:: Provided information

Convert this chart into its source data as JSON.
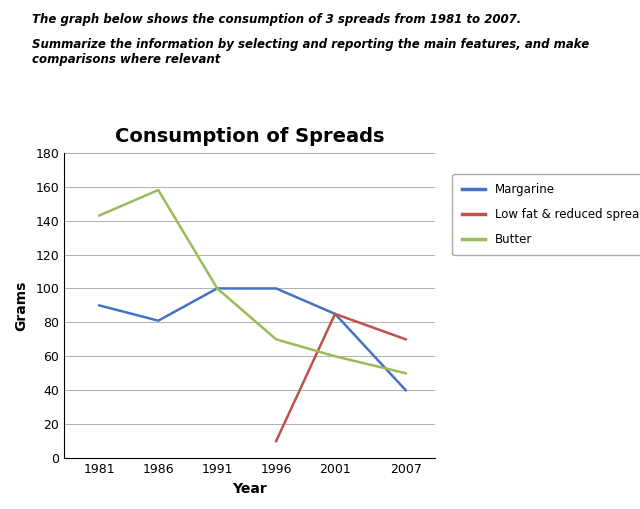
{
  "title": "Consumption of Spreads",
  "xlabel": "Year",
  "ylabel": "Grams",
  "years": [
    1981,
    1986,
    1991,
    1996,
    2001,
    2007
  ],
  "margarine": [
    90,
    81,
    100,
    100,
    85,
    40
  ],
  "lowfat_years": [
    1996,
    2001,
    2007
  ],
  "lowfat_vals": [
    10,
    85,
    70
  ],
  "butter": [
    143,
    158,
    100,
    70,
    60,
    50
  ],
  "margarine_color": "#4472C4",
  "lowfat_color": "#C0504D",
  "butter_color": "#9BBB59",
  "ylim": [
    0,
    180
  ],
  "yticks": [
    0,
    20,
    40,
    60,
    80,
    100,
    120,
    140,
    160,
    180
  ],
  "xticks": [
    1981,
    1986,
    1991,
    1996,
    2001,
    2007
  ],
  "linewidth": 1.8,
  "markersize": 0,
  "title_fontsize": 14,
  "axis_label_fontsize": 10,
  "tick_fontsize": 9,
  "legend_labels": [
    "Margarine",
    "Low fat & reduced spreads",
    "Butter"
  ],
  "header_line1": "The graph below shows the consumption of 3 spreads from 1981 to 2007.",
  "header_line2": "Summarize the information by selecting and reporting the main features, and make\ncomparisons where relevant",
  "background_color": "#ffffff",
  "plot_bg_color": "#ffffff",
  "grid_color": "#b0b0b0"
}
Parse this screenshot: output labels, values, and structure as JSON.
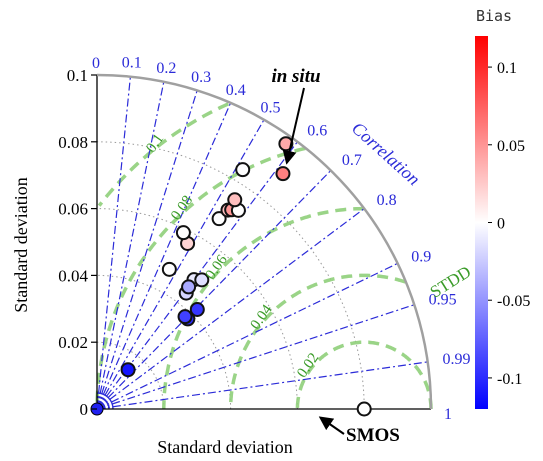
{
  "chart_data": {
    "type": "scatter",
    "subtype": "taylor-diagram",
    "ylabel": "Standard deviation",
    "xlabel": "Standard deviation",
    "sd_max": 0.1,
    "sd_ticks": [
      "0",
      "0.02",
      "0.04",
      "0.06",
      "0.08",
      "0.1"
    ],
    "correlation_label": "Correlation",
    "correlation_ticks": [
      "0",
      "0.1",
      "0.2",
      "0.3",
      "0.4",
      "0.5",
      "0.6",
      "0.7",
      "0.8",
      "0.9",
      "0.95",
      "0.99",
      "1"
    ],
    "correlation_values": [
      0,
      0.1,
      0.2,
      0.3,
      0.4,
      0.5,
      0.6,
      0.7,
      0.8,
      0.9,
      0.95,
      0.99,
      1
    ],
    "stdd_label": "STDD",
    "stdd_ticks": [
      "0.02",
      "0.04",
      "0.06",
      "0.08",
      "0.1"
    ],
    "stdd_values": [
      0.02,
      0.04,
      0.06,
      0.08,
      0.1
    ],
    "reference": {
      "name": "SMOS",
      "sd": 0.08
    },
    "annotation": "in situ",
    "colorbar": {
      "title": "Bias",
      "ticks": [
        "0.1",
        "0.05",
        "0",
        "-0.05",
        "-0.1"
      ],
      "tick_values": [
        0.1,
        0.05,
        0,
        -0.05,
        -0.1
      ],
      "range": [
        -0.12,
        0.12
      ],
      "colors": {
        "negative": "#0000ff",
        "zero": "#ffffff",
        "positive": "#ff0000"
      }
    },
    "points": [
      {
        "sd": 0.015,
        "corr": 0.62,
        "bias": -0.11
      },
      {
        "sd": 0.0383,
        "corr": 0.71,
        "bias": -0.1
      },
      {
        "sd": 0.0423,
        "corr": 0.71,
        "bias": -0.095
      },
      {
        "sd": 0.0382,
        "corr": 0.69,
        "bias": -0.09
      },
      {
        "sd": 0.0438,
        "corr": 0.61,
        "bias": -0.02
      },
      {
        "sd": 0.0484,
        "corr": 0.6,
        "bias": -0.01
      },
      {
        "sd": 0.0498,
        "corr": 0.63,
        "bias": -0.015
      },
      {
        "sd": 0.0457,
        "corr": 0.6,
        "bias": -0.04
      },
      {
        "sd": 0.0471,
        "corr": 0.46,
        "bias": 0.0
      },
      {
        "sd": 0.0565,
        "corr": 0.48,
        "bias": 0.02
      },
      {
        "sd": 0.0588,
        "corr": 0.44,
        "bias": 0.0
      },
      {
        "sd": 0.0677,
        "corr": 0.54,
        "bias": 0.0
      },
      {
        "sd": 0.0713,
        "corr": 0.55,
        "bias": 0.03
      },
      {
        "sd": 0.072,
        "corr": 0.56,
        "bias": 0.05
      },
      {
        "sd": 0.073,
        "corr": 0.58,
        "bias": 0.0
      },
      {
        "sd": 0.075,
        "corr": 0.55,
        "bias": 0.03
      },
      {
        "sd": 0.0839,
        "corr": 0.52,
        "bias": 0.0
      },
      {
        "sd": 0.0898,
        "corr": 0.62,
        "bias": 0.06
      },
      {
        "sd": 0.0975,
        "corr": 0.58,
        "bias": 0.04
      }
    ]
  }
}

::::
:: Provided information

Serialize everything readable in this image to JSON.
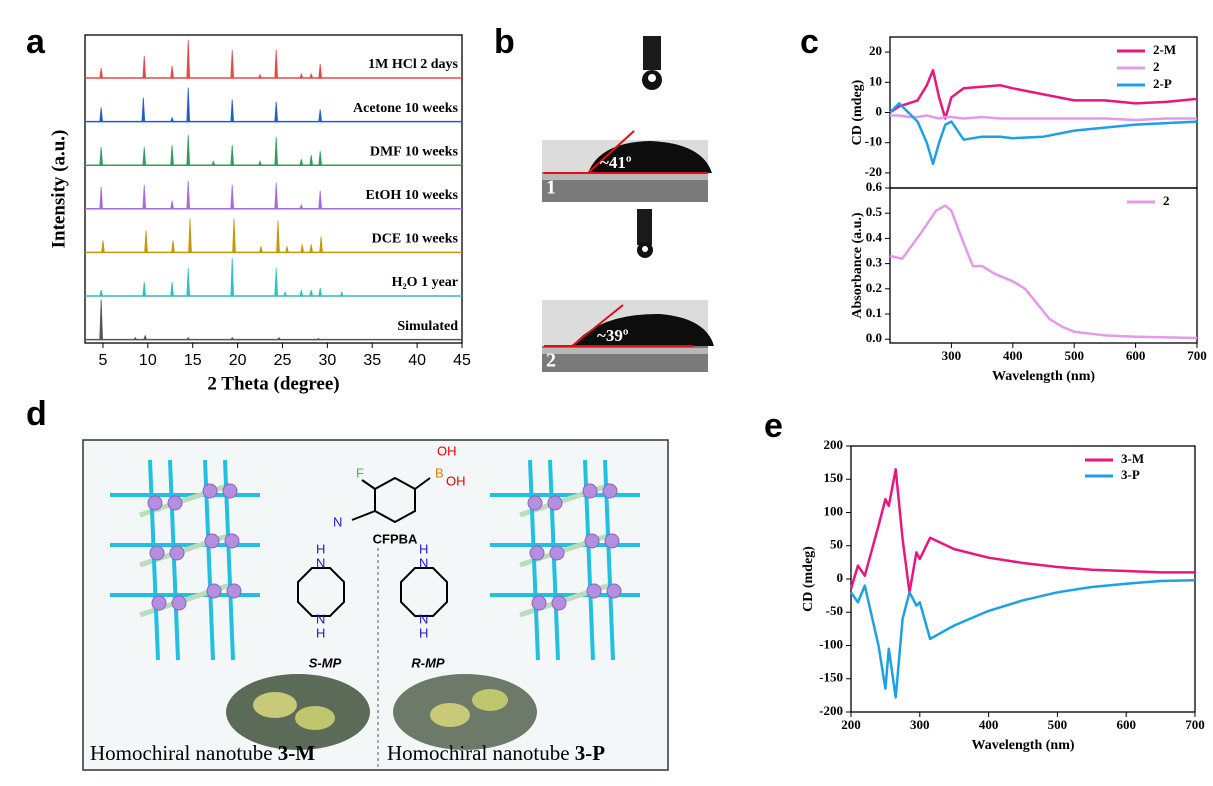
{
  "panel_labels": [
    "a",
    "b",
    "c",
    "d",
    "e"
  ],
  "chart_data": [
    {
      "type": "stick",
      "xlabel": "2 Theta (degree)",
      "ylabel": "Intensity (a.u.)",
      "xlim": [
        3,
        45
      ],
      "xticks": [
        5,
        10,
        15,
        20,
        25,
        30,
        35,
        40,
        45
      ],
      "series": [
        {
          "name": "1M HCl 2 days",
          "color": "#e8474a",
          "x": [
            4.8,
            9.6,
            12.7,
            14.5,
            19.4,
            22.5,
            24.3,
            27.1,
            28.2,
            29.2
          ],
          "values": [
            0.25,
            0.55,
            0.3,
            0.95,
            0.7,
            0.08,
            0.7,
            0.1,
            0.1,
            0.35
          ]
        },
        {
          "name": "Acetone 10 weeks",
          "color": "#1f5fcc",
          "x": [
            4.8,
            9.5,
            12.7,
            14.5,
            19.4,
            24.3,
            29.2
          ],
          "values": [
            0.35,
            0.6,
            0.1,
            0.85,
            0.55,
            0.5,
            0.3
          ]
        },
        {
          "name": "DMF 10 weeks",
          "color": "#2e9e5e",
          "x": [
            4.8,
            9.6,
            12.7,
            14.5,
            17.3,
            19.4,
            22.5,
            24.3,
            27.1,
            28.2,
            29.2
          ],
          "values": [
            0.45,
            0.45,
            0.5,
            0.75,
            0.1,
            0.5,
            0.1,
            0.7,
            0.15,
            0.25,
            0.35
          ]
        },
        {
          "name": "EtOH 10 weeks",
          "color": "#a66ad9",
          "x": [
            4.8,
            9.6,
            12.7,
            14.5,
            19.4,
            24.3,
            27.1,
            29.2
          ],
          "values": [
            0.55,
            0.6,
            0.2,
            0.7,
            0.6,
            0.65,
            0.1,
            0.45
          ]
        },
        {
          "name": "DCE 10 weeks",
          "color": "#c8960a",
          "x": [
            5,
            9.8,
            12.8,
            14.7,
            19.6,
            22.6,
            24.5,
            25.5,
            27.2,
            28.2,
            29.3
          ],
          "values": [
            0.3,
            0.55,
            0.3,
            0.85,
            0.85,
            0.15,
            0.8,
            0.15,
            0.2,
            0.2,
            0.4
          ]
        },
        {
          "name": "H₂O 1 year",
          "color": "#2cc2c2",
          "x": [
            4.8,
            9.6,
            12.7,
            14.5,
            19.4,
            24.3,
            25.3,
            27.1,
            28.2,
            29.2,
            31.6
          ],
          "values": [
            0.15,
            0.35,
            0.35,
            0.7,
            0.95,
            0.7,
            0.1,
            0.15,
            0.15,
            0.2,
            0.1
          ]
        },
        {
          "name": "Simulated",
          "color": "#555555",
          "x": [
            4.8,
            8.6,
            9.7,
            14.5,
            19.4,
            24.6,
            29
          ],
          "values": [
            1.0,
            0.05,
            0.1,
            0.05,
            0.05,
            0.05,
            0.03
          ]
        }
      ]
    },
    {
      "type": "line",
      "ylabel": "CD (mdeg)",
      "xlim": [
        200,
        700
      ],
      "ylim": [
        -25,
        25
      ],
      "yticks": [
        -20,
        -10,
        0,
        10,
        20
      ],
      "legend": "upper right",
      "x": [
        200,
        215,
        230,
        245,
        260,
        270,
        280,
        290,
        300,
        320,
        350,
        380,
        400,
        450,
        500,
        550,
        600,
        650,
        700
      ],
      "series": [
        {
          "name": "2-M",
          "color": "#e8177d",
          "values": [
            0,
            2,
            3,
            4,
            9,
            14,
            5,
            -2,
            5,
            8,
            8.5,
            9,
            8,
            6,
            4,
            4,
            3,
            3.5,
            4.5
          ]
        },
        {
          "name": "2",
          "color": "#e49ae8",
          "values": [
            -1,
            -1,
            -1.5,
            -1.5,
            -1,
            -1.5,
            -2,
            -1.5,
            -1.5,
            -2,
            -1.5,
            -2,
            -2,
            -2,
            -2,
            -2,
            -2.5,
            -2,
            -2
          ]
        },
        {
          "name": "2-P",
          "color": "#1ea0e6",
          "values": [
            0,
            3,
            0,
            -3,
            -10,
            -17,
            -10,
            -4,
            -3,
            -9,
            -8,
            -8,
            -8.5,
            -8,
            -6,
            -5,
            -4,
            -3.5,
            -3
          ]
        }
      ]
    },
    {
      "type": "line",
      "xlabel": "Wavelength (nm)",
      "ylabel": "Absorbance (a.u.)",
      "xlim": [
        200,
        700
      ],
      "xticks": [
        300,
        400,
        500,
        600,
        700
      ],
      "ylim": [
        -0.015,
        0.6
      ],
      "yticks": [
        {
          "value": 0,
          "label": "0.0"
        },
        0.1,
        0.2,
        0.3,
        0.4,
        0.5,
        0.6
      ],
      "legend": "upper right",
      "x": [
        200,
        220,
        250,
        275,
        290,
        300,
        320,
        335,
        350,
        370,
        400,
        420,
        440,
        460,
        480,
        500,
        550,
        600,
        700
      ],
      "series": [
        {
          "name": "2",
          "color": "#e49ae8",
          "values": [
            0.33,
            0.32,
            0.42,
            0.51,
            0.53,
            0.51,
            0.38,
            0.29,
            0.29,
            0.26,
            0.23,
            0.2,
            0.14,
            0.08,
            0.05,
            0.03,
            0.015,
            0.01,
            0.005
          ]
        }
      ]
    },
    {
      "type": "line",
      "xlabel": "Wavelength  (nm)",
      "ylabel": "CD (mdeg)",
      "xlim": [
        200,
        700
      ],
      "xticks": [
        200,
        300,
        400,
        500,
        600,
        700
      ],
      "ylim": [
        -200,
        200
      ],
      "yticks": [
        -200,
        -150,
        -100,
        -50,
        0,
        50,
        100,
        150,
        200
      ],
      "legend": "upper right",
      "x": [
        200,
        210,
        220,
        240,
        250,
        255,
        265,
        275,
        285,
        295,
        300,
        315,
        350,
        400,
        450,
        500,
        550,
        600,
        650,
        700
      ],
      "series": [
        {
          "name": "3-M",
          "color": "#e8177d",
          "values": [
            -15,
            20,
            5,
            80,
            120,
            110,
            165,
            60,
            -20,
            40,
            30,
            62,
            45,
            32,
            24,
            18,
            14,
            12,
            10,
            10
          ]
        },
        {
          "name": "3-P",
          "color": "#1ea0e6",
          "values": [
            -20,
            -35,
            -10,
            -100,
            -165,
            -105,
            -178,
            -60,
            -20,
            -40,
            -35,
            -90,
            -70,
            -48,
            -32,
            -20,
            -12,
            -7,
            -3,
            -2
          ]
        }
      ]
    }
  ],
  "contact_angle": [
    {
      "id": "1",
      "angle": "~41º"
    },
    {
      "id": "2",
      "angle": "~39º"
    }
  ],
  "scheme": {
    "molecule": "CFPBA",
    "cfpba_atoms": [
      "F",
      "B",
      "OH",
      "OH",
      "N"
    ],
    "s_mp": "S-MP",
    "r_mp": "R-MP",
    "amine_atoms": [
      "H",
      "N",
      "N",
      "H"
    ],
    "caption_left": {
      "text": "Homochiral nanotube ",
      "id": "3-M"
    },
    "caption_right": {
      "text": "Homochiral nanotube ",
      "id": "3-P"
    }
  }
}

::::

> What to produce: Search the data for the string "JSON". List each line that has it.

> Correct answer:
Convert this chart into its source data as JSON.
Parse this screenshot: output labels, values, and structure as JSON.
Serialize everything readable in this image to JSON.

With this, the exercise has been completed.